▶ Data listing:
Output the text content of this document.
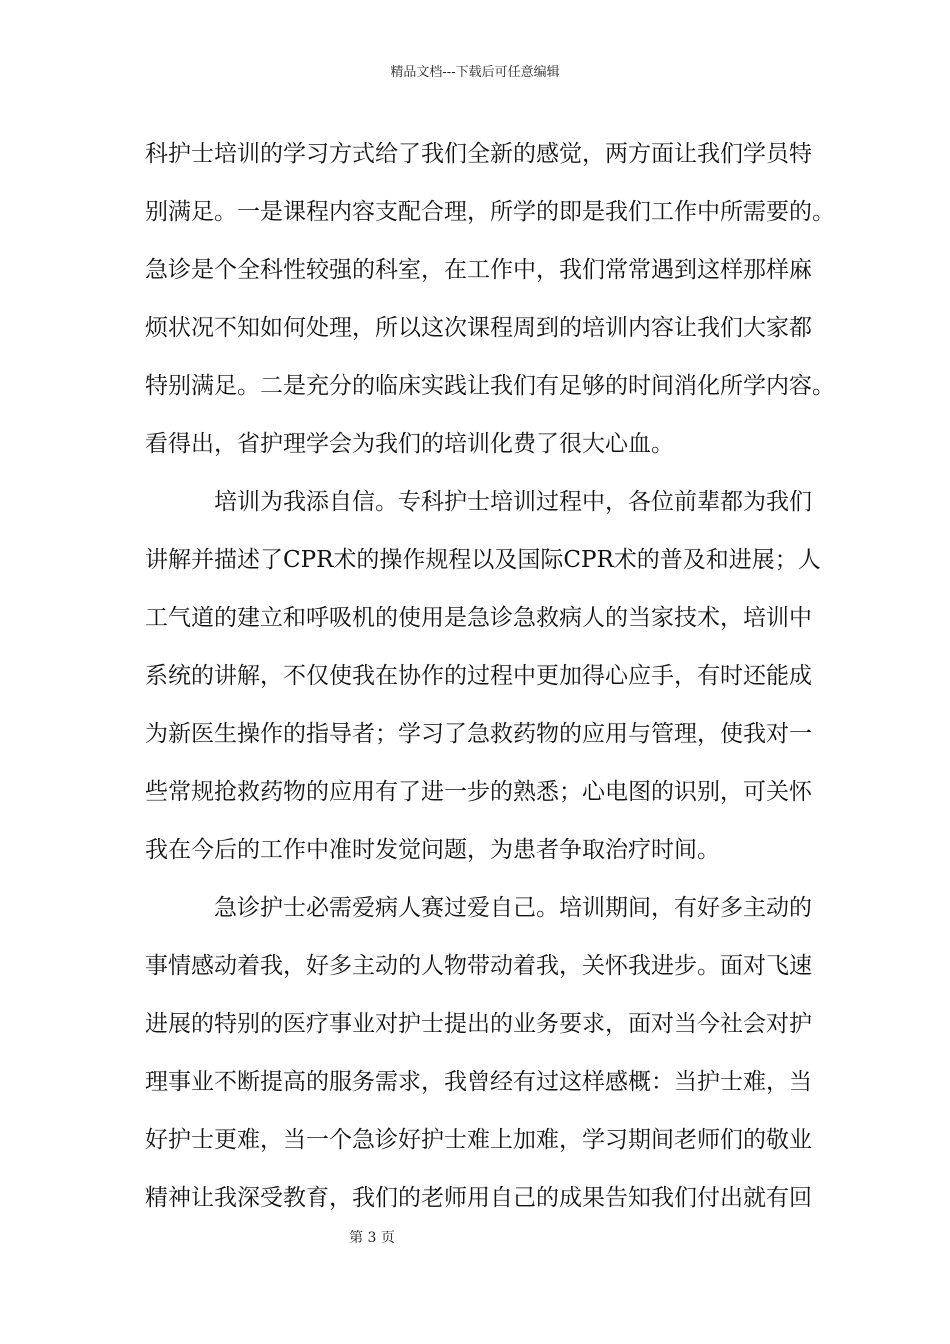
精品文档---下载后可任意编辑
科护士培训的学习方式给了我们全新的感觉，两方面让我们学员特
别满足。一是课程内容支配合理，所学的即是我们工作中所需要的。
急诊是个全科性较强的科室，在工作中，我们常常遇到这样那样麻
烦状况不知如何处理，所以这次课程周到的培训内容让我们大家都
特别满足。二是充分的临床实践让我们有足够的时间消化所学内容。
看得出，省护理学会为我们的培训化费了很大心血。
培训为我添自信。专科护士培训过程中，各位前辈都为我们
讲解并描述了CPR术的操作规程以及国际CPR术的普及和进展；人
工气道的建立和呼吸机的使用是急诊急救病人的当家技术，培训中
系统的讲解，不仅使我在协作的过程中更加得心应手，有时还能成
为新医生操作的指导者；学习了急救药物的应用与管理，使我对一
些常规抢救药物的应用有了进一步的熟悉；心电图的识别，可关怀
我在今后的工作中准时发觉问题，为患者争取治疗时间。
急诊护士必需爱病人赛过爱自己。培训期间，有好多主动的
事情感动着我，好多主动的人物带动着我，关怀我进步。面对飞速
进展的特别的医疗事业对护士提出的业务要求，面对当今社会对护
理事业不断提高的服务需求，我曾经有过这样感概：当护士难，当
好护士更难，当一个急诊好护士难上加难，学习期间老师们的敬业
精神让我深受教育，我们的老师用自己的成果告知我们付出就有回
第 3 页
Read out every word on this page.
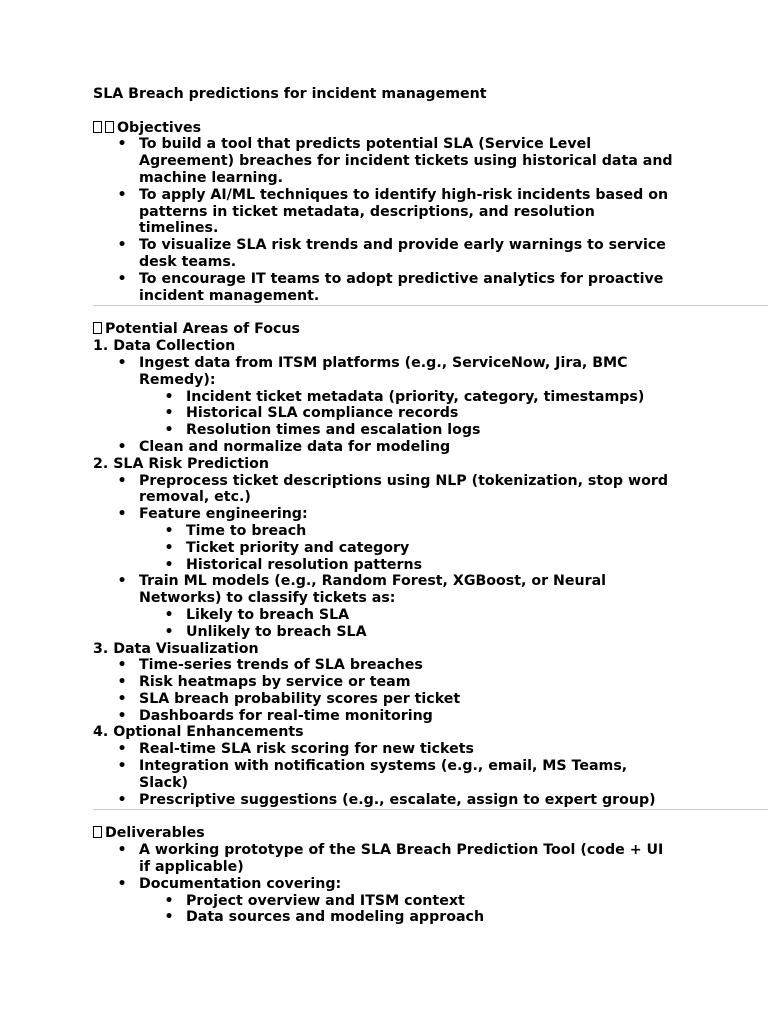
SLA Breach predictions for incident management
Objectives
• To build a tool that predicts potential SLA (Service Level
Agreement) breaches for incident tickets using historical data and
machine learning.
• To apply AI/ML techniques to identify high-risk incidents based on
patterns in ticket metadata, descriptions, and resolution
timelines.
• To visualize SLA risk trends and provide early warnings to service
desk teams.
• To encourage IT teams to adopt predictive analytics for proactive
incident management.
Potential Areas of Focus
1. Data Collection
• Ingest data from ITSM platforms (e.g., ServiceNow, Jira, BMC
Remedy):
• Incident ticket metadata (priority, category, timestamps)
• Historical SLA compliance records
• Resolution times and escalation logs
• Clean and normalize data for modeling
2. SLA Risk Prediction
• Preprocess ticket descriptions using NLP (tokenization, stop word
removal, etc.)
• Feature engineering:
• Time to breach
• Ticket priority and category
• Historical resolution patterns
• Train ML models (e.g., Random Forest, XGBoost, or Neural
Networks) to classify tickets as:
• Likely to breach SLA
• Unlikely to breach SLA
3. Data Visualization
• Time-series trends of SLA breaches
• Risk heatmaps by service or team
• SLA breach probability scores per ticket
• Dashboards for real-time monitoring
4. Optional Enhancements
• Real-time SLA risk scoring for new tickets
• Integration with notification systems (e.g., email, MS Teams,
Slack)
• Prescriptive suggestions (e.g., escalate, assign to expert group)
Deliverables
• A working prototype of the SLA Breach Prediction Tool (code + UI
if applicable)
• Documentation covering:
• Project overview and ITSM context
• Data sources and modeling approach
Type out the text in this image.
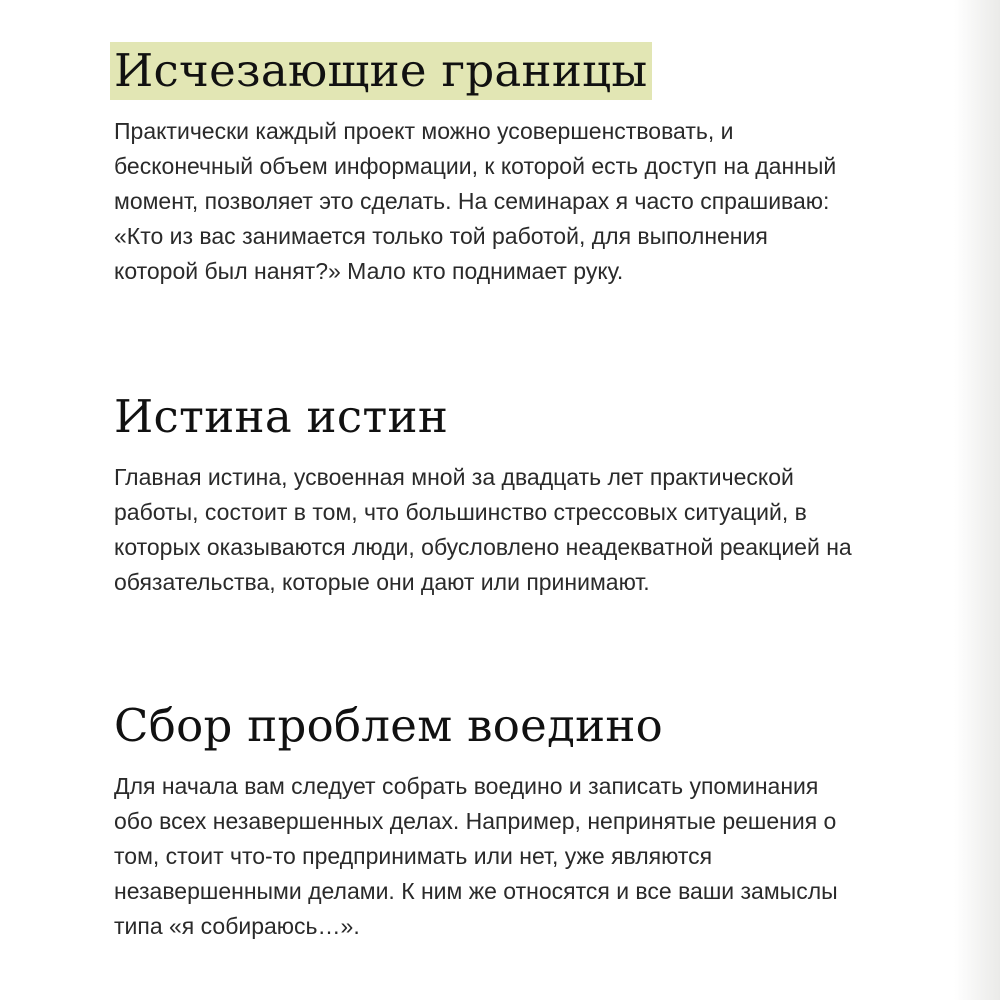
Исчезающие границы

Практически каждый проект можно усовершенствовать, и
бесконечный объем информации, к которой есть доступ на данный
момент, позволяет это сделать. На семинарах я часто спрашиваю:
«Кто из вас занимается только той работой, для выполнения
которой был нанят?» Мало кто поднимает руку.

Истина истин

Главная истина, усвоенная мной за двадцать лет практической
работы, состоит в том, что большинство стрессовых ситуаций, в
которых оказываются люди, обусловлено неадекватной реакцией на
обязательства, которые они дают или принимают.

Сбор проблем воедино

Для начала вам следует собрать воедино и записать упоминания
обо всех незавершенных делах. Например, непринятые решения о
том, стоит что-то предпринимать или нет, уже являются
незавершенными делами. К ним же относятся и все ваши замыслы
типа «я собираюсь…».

▶ Given task:
Every entry must be written out exactly, with all pictures left out.

▶ Full answer:
Output the text content of this document.
精品文档---下载后可任意编辑
科护士培训的学习方式给了我们全新的感觉，两方面让我们学员特
别满足。一是课程内容支配合理，所学的即是我们工作中所需要的。
急诊是个全科性较强的科室，在工作中，我们常常遇到这样那样麻
烦状况不知如何处理，所以这次课程周到的培训内容让我们大家都
特别满足。二是充分的临床实践让我们有足够的时间消化所学内容。
看得出，省护理学会为我们的培训化费了很大心血。
培训为我添自信。专科护士培训过程中，各位前辈都为我们
讲解并描述了CPR术的操作规程以及国际CPR术的普及和进展；人
工气道的建立和呼吸机的使用是急诊急救病人的当家技术，培训中
系统的讲解，不仅使我在协作的过程中更加得心应手，有时还能成
为新医生操作的指导者；学习了急救药物的应用与管理，使我对一
些常规抢救药物的应用有了进一步的熟悉；心电图的识别，可关怀
我在今后的工作中准时发觉问题，为患者争取治疗时间。
急诊护士必需爱病人赛过爱自己。培训期间，有好多主动的
事情感动着我，好多主动的人物带动着我，关怀我进步。面对飞速
进展的特别的医疗事业对护士提出的业务要求，面对当今社会对护
理事业不断提高的服务需求，我曾经有过这样感概：当护士难，当
好护士更难，当一个急诊好护士难上加难，学习期间老师们的敬业
精神让我深受教育，我们的老师用自己的成果告知我们付出就有回
第 3 页
Read out every word on this page.
SLA Breach predictions for incident management
Objectives
• To build a tool that predicts potential SLA (Service Level
Agreement) breaches for incident tickets using historical data and
machine learning.
• To apply AI/ML techniques to identify high-risk incidents based on
patterns in ticket metadata, descriptions, and resolution
timelines.
• To visualize SLA risk trends and provide early warnings to service
desk teams.
• To encourage IT teams to adopt predictive analytics for proactive
incident management.
Potential Areas of Focus
1. Data Collection
• Ingest data from ITSM platforms (e.g., ServiceNow, Jira, BMC
Remedy):
• Incident ticket metadata (priority, category, timestamps)
• Historical SLA compliance records
• Resolution times and escalation logs
• Clean and normalize data for modeling
2. SLA Risk Prediction
• Preprocess ticket descriptions using NLP (tokenization, stop word
removal, etc.)
• Feature engineering:
• Time to breach
• Ticket priority and category
• Historical resolution patterns
• Train ML models (e.g., Random Forest, XGBoost, or Neural
Networks) to classify tickets as:
• Likely to breach SLA
• Unlikely to breach SLA
3. Data Visualization
• Time-series trends of SLA breaches
• Risk heatmaps by service or team
• SLA breach probability scores per ticket
• Dashboards for real-time monitoring
4. Optional Enhancements
• Real-time SLA risk scoring for new tickets
• Integration with notification systems (e.g., email, MS Teams,
Slack)
• Prescriptive suggestions (e.g., escalate, assign to expert group)
Deliverables
• A working prototype of the SLA Breach Prediction Tool (code + UI
if applicable)
• Documentation covering:
• Project overview and ITSM context
• Data sources and modeling approach
Type out the text in this image.
Исчезающие границы

Практически каждый проект можно усовершенствовать, и
бесконечный объем информации, к которой есть доступ на данный
момент, позволяет это сделать. На семинарах я часто спрашиваю:
«Кто из вас занимается только той работой, для выполнения
которой был нанят?» Мало кто поднимает руку.

Истина истин

Главная истина, усвоенная мной за двадцать лет практической
работы, состоит в том, что большинство стрессовых ситуаций, в
которых оказываются люди, обусловлено неадекватной реакцией на
обязательства, которые они дают или принимают.

Сбор проблем воедино

Для начала вам следует собрать воедино и записать упоминания
обо всех незавершенных делах. Например, непринятые решения о
том, стоит что-то предпринимать или нет, уже являются
незавершенными делами. К ним же относятся и все ваши замыслы
типа «я собираюсь…».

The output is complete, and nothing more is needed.